--- Begin ---
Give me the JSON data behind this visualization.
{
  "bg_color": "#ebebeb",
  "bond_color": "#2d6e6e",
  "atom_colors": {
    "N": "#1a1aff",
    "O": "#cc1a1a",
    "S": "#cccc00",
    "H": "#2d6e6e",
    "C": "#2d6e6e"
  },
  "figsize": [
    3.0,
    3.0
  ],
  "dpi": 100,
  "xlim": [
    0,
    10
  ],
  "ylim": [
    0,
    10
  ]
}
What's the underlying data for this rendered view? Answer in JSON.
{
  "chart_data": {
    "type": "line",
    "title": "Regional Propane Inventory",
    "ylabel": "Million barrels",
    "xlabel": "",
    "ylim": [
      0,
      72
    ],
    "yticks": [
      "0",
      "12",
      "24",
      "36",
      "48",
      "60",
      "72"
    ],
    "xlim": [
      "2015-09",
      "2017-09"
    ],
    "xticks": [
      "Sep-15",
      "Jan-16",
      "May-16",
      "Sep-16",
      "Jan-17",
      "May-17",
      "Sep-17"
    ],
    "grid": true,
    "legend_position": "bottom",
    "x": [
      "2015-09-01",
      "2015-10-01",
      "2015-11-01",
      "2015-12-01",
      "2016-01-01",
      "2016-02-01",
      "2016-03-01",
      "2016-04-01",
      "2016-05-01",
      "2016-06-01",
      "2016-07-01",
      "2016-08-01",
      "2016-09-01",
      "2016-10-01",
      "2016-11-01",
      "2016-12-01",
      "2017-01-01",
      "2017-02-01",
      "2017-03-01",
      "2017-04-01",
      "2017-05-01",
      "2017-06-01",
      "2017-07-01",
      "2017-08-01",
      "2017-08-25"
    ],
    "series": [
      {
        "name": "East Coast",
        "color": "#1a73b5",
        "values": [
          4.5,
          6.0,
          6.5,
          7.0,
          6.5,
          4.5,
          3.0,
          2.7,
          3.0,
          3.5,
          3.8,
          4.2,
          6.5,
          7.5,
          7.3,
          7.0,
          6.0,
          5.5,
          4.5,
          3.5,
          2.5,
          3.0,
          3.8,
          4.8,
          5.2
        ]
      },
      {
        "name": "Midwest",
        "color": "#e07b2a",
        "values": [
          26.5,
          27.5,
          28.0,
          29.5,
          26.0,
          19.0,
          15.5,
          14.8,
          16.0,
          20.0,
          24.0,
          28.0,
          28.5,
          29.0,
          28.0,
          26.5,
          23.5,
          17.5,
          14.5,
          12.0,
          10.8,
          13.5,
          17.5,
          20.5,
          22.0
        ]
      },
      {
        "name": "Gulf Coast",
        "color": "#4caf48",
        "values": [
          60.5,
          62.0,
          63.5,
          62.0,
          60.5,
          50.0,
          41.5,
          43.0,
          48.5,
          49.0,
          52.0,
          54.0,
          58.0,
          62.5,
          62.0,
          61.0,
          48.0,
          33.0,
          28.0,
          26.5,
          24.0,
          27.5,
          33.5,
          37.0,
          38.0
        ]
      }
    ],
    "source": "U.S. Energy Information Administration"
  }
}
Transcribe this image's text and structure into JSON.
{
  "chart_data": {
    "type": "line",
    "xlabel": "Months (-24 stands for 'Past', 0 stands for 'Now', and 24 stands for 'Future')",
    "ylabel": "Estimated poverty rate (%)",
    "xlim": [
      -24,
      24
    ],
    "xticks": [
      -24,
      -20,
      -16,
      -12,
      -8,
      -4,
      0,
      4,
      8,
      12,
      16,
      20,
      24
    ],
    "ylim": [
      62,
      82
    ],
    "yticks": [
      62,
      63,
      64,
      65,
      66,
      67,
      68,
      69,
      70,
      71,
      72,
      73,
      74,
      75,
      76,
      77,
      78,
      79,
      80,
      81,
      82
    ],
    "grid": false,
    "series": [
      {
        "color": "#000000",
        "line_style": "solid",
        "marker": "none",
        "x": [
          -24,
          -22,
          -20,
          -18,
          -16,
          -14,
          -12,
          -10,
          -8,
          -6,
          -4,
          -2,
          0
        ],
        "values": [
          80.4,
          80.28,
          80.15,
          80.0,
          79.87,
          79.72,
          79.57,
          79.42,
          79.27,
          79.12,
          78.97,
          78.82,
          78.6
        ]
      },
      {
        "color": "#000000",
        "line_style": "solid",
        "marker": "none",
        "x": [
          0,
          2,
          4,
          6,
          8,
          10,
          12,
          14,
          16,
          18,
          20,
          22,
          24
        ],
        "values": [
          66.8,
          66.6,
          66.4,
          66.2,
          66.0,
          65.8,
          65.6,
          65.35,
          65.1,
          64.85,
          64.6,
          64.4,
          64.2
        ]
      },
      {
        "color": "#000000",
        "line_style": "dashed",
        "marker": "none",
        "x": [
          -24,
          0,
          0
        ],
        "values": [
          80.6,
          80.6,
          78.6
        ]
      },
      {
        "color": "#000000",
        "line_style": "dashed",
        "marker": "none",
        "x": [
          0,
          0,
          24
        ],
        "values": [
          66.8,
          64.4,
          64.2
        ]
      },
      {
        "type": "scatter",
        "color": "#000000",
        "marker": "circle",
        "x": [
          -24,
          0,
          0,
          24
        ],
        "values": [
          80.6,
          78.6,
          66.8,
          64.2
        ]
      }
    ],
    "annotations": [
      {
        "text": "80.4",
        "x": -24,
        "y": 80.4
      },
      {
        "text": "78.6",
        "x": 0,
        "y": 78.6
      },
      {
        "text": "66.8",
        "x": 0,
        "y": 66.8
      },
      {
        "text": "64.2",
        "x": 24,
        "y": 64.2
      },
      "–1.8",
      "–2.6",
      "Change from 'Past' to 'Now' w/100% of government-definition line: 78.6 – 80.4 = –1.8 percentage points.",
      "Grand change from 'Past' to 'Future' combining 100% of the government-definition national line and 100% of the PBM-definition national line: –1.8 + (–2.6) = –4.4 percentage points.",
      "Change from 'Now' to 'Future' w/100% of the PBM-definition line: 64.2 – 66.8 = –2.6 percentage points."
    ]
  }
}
--- End ---
Give the complete listing a second time, exactly as it reads.

Give me the JSON data behind this visualization.
{
  "bg_color": "#ebebeb",
  "bond_color": "#2d6e6e",
  "atom_colors": {
    "N": "#1a1aff",
    "O": "#cc1a1a",
    "S": "#cccc00",
    "H": "#2d6e6e",
    "C": "#2d6e6e"
  },
  "figsize": [
    3.0,
    3.0
  ],
  "dpi": 100,
  "xlim": [
    0,
    10
  ],
  "ylim": [
    0,
    10
  ]
}
What's the underlying data for this rendered view? Answer in JSON.
{
  "chart_data": {
    "type": "line",
    "title": "Regional Propane Inventory",
    "ylabel": "Million barrels",
    "xlabel": "",
    "ylim": [
      0,
      72
    ],
    "yticks": [
      "0",
      "12",
      "24",
      "36",
      "48",
      "60",
      "72"
    ],
    "xlim": [
      "2015-09",
      "2017-09"
    ],
    "xticks": [
      "Sep-15",
      "Jan-16",
      "May-16",
      "Sep-16",
      "Jan-17",
      "May-17",
      "Sep-17"
    ],
    "grid": true,
    "legend_position": "bottom",
    "x": [
      "2015-09-01",
      "2015-10-01",
      "2015-11-01",
      "2015-12-01",
      "2016-01-01",
      "2016-02-01",
      "2016-03-01",
      "2016-04-01",
      "2016-05-01",
      "2016-06-01",
      "2016-07-01",
      "2016-08-01",
      "2016-09-01",
      "2016-10-01",
      "2016-11-01",
      "2016-12-01",
      "2017-01-01",
      "2017-02-01",
      "2017-03-01",
      "2017-04-01",
      "2017-05-01",
      "2017-06-01",
      "2017-07-01",
      "2017-08-01",
      "2017-08-25"
    ],
    "series": [
      {
        "name": "East Coast",
        "color": "#1a73b5",
        "values": [
          4.5,
          6.0,
          6.5,
          7.0,
          6.5,
          4.5,
          3.0,
          2.7,
          3.0,
          3.5,
          3.8,
          4.2,
          6.5,
          7.5,
          7.3,
          7.0,
          6.0,
          5.5,
          4.5,
          3.5,
          2.5,
          3.0,
          3.8,
          4.8,
          5.2
        ]
      },
      {
        "name": "Midwest",
        "color": "#e07b2a",
        "values": [
          26.5,
          27.5,
          28.0,
          29.5,
          26.0,
          19.0,
          15.5,
          14.8,
          16.0,
          20.0,
          24.0,
          28.0,
          28.5,
          29.0,
          28.0,
          26.5,
          23.5,
          17.5,
          14.5,
          12.0,
          10.8,
          13.5,
          17.5,
          20.5,
          22.0
        ]
      },
      {
        "name": "Gulf Coast",
        "color": "#4caf48",
        "values": [
          60.5,
          62.0,
          63.5,
          62.0,
          60.5,
          50.0,
          41.5,
          43.0,
          48.5,
          49.0,
          52.0,
          54.0,
          58.0,
          62.5,
          62.0,
          61.0,
          48.0,
          33.0,
          28.0,
          26.5,
          24.0,
          27.5,
          33.5,
          37.0,
          38.0
        ]
      }
    ],
    "source": "U.S. Energy Information Administration"
  }
}
Transcribe this image's text and structure into JSON.
{
  "chart_data": {
    "type": "line",
    "xlabel": "Months (-24 stands for 'Past', 0 stands for 'Now', and 24 stands for 'Future')",
    "ylabel": "Estimated poverty rate (%)",
    "xlim": [
      -24,
      24
    ],
    "xticks": [
      -24,
      -20,
      -16,
      -12,
      -8,
      -4,
      0,
      4,
      8,
      12,
      16,
      20,
      24
    ],
    "ylim": [
      62,
      82
    ],
    "yticks": [
      62,
      63,
      64,
      65,
      66,
      67,
      68,
      69,
      70,
      71,
      72,
      73,
      74,
      75,
      76,
      77,
      78,
      79,
      80,
      81,
      82
    ],
    "grid": false,
    "series": [
      {
        "color": "#000000",
        "line_style": "solid",
        "marker": "none",
        "x": [
          -24,
          -22,
          -20,
          -18,
          -16,
          -14,
          -12,
          -10,
          -8,
          -6,
          -4,
          -2,
          0
        ],
        "values": [
          80.4,
          80.28,
          80.15,
          80.0,
          79.87,
          79.72,
          79.57,
          79.42,
          79.27,
          79.12,
          78.97,
          78.82,
          78.6
        ]
      },
      {
        "color": "#000000",
        "line_style": "solid",
        "marker": "none",
        "x": [
          0,
          2,
          4,
          6,
          8,
          10,
          12,
          14,
          16,
          18,
          20,
          22,
          24
        ],
        "values": [
          66.8,
          66.6,
          66.4,
          66.2,
          66.0,
          65.8,
          65.6,
          65.35,
          65.1,
          64.85,
          64.6,
          64.4,
          64.2
        ]
      },
      {
        "color": "#000000",
        "line_style": "dashed",
        "marker": "none",
        "x": [
          -24,
          0,
          0
        ],
        "values": [
          80.6,
          80.6,
          78.6
        ]
      },
      {
        "color": "#000000",
        "line_style": "dashed",
        "marker": "none",
        "x": [
          0,
          0,
          24
        ],
        "values": [
          66.8,
          64.4,
          64.2
        ]
      },
      {
        "type": "scatter",
        "color": "#000000",
        "marker": "circle",
        "x": [
          -24,
          0,
          0,
          24
        ],
        "values": [
          80.6,
          78.6,
          66.8,
          64.2
        ]
      }
    ],
    "annotations": [
      {
        "text": "80.4",
        "x": -24,
        "y": 80.4
      },
      {
        "text": "78.6",
        "x": 0,
        "y": 78.6
      },
      {
        "text": "66.8",
        "x": 0,
        "y": 66.8
      },
      {
        "text": "64.2",
        "x": 24,
        "y": 64.2
      },
      "–1.8",
      "–2.6",
      "Change from 'Past' to 'Now' w/100% of government-definition line: 78.6 – 80.4 = –1.8 percentage points.",
      "Grand change from 'Past' to 'Future' combining 100% of the government-definition national line and 100% of the PBM-definition national line: –1.8 + (–2.6) = –4.4 percentage points.",
      "Change from 'Now' to 'Future' w/100% of the PBM-definition line: 64.2 – 66.8 = –2.6 percentage points."
    ]
  }
}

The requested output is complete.